**Stored rows**

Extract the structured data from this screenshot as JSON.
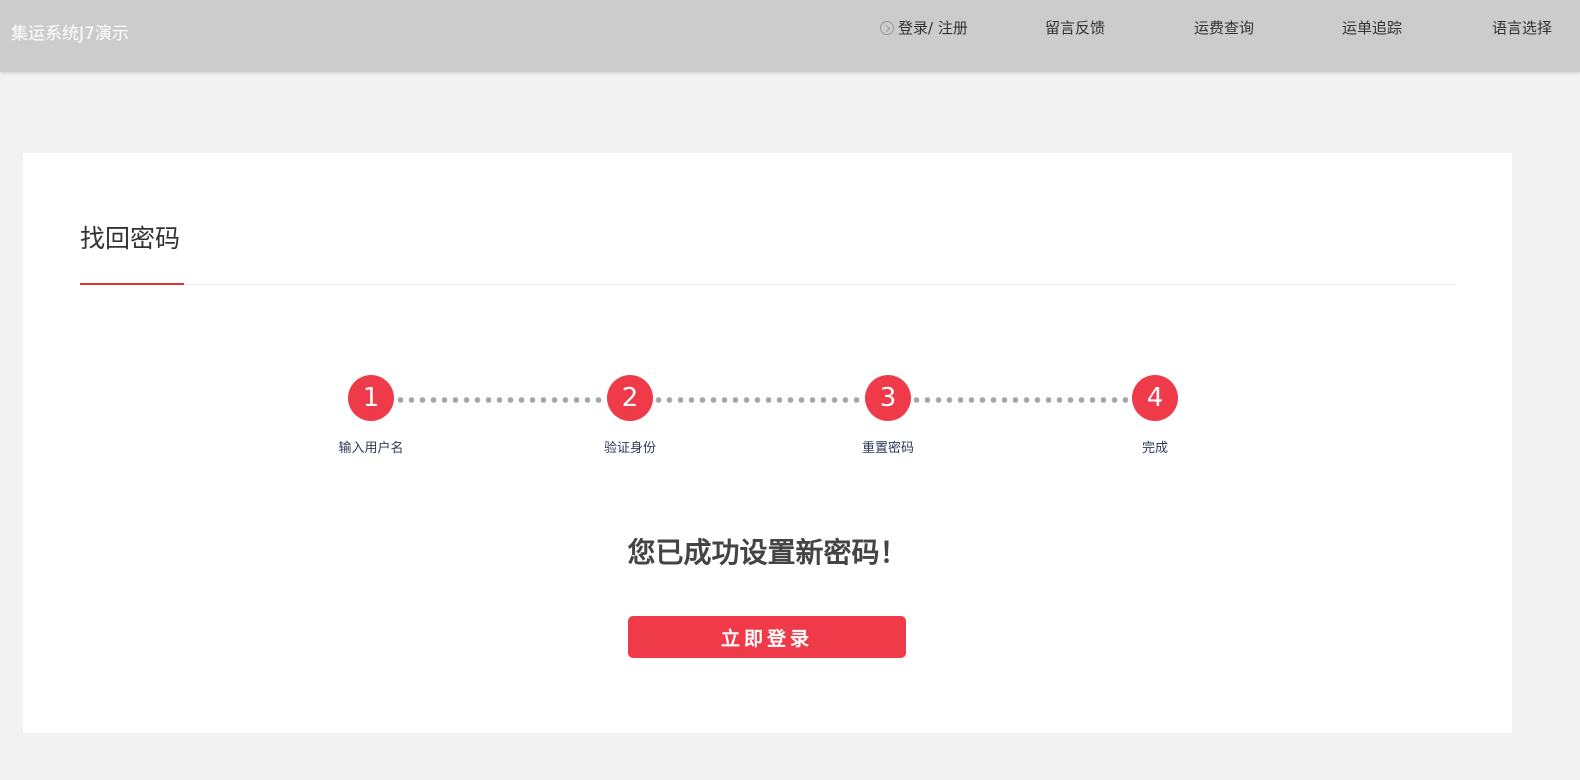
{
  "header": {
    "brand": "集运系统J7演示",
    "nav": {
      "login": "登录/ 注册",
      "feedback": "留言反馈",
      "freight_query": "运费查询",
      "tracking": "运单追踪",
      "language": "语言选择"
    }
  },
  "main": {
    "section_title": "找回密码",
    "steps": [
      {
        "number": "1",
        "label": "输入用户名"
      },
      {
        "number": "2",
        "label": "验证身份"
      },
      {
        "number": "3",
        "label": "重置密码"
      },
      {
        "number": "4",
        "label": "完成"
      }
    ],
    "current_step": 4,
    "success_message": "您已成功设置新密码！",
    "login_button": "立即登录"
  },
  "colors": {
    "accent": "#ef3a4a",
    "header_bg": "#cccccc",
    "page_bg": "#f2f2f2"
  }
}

**Work to do**
Without including any pictures, please restate all the records exactly.

**Response**
Extract the structured data from this screenshot as JSON.
{
  "header": {
    "brand": "集运系统J7演示",
    "nav": {
      "login": "登录/ 注册",
      "feedback": "留言反馈",
      "freight_query": "运费查询",
      "tracking": "运单追踪",
      "language": "语言选择"
    }
  },
  "main": {
    "section_title": "找回密码",
    "steps": [
      {
        "number": "1",
        "label": "输入用户名"
      },
      {
        "number": "2",
        "label": "验证身份"
      },
      {
        "number": "3",
        "label": "重置密码"
      },
      {
        "number": "4",
        "label": "完成"
      }
    ],
    "current_step": 4,
    "success_message": "您已成功设置新密码！",
    "login_button": "立即登录"
  },
  "colors": {
    "accent": "#ef3a4a",
    "header_bg": "#cccccc",
    "page_bg": "#f2f2f2"
  }
}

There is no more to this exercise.